>> START Dataset rows
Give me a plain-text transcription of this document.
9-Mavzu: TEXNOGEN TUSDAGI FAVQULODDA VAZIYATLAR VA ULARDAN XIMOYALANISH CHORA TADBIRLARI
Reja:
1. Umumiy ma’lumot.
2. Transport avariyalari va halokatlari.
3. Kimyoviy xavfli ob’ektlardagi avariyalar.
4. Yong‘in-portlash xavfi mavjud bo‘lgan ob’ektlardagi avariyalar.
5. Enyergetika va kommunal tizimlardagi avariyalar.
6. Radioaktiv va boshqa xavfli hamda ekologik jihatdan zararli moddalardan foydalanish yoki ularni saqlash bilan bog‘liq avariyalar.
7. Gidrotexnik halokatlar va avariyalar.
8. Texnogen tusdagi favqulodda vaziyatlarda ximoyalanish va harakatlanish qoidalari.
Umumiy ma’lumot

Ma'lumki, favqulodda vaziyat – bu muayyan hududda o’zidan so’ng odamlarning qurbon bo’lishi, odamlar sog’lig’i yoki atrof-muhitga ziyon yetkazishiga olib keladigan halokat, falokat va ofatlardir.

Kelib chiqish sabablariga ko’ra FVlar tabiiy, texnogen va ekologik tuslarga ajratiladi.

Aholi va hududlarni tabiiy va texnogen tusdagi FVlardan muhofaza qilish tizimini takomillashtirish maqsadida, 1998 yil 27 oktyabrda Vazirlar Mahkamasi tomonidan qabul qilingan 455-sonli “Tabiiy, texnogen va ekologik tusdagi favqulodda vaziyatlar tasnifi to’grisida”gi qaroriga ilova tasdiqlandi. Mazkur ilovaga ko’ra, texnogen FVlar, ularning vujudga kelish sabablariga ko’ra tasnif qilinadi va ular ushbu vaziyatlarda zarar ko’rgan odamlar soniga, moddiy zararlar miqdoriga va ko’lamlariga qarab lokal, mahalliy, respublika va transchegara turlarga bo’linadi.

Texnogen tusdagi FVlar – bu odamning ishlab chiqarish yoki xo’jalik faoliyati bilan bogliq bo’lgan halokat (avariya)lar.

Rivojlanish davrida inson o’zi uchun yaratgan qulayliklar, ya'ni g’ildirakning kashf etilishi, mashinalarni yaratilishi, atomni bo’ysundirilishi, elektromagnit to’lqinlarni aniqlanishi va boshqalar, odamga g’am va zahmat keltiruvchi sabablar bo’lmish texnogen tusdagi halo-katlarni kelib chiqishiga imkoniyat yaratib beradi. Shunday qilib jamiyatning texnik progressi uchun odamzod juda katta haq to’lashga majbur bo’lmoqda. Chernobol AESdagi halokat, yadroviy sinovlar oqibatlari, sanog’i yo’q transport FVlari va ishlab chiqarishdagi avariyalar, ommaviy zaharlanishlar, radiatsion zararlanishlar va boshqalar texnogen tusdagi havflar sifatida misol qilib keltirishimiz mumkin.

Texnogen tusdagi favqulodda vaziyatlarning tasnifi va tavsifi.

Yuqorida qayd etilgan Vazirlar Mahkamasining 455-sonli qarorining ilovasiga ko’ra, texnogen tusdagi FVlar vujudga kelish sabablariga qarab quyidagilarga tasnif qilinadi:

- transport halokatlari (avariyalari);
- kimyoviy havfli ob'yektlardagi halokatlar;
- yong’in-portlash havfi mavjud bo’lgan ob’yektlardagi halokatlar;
>> END Dataset rows
How many lines in these entries hold the string "avariyalari"? Answer with the number alone.

▶ **Exercise solution**: 2